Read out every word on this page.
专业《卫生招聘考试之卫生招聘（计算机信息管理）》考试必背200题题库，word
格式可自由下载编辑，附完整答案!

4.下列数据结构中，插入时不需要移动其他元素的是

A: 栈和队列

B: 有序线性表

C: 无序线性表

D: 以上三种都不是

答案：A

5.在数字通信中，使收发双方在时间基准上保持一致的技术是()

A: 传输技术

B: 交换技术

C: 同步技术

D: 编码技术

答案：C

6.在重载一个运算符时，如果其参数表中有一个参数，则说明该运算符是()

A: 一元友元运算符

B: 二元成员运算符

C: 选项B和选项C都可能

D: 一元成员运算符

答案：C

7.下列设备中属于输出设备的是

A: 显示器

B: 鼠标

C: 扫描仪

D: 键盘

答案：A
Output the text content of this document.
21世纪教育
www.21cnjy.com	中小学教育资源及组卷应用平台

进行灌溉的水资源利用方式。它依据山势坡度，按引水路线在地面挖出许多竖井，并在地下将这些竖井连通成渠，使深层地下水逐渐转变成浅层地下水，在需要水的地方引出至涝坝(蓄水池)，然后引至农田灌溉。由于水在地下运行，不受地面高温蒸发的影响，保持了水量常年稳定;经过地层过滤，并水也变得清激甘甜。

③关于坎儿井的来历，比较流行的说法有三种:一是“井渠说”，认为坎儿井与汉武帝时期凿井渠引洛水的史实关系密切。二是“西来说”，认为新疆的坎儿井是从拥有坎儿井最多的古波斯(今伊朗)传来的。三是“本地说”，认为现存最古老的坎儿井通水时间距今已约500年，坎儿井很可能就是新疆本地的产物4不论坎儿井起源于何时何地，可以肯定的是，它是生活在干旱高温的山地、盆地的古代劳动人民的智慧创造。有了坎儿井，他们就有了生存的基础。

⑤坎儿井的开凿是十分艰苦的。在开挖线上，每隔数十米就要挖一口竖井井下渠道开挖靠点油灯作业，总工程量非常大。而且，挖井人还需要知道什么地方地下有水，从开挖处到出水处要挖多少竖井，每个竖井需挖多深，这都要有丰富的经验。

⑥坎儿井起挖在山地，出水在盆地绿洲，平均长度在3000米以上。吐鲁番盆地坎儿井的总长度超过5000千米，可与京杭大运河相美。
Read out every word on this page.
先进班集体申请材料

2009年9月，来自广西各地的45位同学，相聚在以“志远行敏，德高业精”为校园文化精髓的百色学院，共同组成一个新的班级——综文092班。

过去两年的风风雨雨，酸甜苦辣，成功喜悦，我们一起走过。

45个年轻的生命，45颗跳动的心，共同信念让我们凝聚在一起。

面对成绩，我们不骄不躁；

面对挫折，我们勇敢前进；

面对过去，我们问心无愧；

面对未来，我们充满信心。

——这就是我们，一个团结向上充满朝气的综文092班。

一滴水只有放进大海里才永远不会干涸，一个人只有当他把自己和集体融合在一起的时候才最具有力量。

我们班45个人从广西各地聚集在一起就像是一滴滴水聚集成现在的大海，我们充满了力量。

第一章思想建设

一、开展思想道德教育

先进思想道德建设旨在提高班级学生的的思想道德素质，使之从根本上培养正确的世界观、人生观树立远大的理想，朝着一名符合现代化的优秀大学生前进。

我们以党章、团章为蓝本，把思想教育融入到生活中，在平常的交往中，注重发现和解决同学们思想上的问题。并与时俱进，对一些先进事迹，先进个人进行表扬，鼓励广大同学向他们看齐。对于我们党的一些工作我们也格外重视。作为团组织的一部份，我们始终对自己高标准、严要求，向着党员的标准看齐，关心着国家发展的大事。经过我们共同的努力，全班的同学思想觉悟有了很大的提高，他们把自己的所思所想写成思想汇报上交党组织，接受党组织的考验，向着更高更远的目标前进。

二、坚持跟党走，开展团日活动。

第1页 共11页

·····

| PROBLEM |
Every entry must be output again, exactly as written above.

| THE RESULT |
Read out every word on this page.
专业《卫生招聘考试之卫生招聘（计算机信息管理）》考试必背200题题库，word
格式可自由下载编辑，附完整答案!

4.下列数据结构中，插入时不需要移动其他元素的是

A: 栈和队列

B: 有序线性表

C: 无序线性表

D: 以上三种都不是

答案：A

5.在数字通信中，使收发双方在时间基准上保持一致的技术是()

A: 传输技术

B: 交换技术

C: 同步技术

D: 编码技术

答案：C

6.在重载一个运算符时，如果其参数表中有一个参数，则说明该运算符是()

A: 一元友元运算符

B: 二元成员运算符

C: 选项B和选项C都可能

D: 一元成员运算符

答案：C

7.下列设备中属于输出设备的是

A: 显示器

B: 鼠标

C: 扫描仪

D: 键盘

答案：A
Output the text content of this document.
21世纪教育
www.21cnjy.com	中小学教育资源及组卷应用平台

进行灌溉的水资源利用方式。它依据山势坡度，按引水路线在地面挖出许多竖井，并在地下将这些竖井连通成渠，使深层地下水逐渐转变成浅层地下水，在需要水的地方引出至涝坝(蓄水池)，然后引至农田灌溉。由于水在地下运行，不受地面高温蒸发的影响，保持了水量常年稳定;经过地层过滤，并水也变得清激甘甜。

③关于坎儿井的来历，比较流行的说法有三种:一是“井渠说”，认为坎儿井与汉武帝时期凿井渠引洛水的史实关系密切。二是“西来说”，认为新疆的坎儿井是从拥有坎儿井最多的古波斯(今伊朗)传来的。三是“本地说”，认为现存最古老的坎儿井通水时间距今已约500年，坎儿井很可能就是新疆本地的产物4不论坎儿井起源于何时何地，可以肯定的是，它是生活在干旱高温的山地、盆地的古代劳动人民的智慧创造。有了坎儿井，他们就有了生存的基础。

⑤坎儿井的开凿是十分艰苦的。在开挖线上，每隔数十米就要挖一口竖井井下渠道开挖靠点油灯作业，总工程量非常大。而且，挖井人还需要知道什么地方地下有水，从开挖处到出水处要挖多少竖井，每个竖井需挖多深，这都要有丰富的经验。

⑥坎儿井起挖在山地，出水在盆地绿洲，平均长度在3000米以上。吐鲁番盆地坎儿井的总长度超过5000千米，可与京杭大运河相美。
Read out every word on this page.
先进班集体申请材料

2009年9月，来自广西各地的45位同学，相聚在以“志远行敏，德高业精”为校园文化精髓的百色学院，共同组成一个新的班级——综文092班。

过去两年的风风雨雨，酸甜苦辣，成功喜悦，我们一起走过。

45个年轻的生命，45颗跳动的心，共同信念让我们凝聚在一起。

面对成绩，我们不骄不躁；

面对挫折，我们勇敢前进；

面对过去，我们问心无愧；

面对未来，我们充满信心。

——这就是我们，一个团结向上充满朝气的综文092班。

一滴水只有放进大海里才永远不会干涸，一个人只有当他把自己和集体融合在一起的时候才最具有力量。

我们班45个人从广西各地聚集在一起就像是一滴滴水聚集成现在的大海，我们充满了力量。

第一章思想建设

一、开展思想道德教育

先进思想道德建设旨在提高班级学生的的思想道德素质，使之从根本上培养正确的世界观、人生观树立远大的理想，朝着一名符合现代化的优秀大学生前进。

我们以党章、团章为蓝本，把思想教育融入到生活中，在平常的交往中，注重发现和解决同学们思想上的问题。并与时俱进，对一些先进事迹，先进个人进行表扬，鼓励广大同学向他们看齐。对于我们党的一些工作我们也格外重视。作为团组织的一部份，我们始终对自己高标准、严要求，向着党员的标准看齐，关心着国家发展的大事。经过我们共同的努力，全班的同学思想觉悟有了很大的提高，他们把自己的所思所想写成思想汇报上交党组织，接受党组织的考验，向着更高更远的目标前进。

二、坚持跟党走，开展团日活动。

第1页 共11页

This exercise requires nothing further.